● Written task: Scan the data below. Pull out each line where "Κανονισμού" occurs.

++++++++++

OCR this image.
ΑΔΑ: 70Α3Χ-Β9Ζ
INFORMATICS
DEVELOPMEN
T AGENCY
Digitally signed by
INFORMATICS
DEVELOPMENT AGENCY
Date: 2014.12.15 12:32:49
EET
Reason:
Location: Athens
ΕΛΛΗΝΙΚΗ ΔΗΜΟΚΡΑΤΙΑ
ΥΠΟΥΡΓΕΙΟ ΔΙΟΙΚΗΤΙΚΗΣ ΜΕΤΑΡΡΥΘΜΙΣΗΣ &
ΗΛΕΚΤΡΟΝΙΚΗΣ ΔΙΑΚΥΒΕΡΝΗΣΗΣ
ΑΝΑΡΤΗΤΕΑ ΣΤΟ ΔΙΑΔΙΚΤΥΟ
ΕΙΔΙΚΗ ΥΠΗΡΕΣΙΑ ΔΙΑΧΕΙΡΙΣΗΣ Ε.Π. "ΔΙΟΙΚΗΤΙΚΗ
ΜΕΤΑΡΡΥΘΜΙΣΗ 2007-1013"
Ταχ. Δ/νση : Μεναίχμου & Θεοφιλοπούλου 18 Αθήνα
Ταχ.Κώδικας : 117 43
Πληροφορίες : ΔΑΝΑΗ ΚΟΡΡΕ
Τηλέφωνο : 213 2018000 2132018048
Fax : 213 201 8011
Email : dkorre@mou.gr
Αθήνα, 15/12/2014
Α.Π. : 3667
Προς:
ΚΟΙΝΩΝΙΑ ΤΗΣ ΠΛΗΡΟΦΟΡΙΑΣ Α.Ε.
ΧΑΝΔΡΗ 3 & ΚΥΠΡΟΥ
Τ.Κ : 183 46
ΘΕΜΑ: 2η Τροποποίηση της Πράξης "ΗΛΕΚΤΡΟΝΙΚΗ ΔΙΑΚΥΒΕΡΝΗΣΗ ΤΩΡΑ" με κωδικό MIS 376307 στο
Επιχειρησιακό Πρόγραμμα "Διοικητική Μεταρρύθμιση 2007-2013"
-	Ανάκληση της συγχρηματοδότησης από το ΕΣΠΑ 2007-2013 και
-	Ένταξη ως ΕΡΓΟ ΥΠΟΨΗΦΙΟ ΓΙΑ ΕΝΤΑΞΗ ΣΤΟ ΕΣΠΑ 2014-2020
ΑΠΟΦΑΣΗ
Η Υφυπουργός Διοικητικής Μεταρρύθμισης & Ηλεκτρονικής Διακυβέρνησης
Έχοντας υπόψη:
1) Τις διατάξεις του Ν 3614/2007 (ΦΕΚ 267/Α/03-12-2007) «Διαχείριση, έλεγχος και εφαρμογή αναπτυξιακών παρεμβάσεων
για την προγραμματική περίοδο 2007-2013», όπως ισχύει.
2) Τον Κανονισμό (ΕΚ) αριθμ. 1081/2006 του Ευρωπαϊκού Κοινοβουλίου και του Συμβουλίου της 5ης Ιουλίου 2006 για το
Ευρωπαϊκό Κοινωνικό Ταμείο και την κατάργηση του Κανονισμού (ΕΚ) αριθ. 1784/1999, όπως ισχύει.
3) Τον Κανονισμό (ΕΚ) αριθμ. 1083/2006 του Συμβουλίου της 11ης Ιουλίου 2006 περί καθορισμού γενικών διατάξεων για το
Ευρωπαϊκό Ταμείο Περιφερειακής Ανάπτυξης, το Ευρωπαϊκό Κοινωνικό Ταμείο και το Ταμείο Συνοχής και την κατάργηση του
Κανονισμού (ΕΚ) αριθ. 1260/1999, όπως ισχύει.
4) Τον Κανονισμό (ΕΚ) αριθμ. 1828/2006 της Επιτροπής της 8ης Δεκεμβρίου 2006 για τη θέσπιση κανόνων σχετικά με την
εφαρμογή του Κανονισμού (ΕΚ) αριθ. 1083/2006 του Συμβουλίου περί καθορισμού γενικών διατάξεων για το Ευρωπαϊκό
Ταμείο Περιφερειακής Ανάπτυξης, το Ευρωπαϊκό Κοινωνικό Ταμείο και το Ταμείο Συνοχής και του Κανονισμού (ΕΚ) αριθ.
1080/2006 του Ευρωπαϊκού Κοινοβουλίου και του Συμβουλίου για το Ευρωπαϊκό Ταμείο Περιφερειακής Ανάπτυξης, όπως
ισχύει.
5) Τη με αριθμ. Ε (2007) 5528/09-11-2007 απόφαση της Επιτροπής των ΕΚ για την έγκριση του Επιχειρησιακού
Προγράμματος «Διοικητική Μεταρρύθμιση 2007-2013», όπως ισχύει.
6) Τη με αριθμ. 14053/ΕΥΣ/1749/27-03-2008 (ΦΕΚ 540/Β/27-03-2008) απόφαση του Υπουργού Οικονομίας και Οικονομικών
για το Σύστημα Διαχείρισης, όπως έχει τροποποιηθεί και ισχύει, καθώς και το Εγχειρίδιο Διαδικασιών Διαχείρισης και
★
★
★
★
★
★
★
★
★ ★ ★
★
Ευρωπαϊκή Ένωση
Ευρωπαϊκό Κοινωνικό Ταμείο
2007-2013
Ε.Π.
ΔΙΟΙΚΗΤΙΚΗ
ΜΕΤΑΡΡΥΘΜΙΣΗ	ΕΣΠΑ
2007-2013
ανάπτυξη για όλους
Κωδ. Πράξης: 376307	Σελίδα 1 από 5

++++++++++

● Right answer:
Ευρωπαϊκό Κοινωνικό Ταμείο και την κατάργηση του Κανονισμού (ΕΚ) αριθ. 1784/1999, όπως ισχύει.
Κανονισμού (ΕΚ) αριθ. 1260/1999, όπως ισχύει.
εφαρμογή του Κανονισμού (ΕΚ) αριθ. 1083/2006 του Συμβουλίου περί καθορισμού γενικών διατάξεων για το Ευρωπαϊκό
Ταμείο Περιφερειακής Ανάπτυξης, το Ευρωπαϊκό Κοινωνικό Ταμείο και το Ταμείο Συνοχής και του Κανονισμού (ΕΚ) αριθ.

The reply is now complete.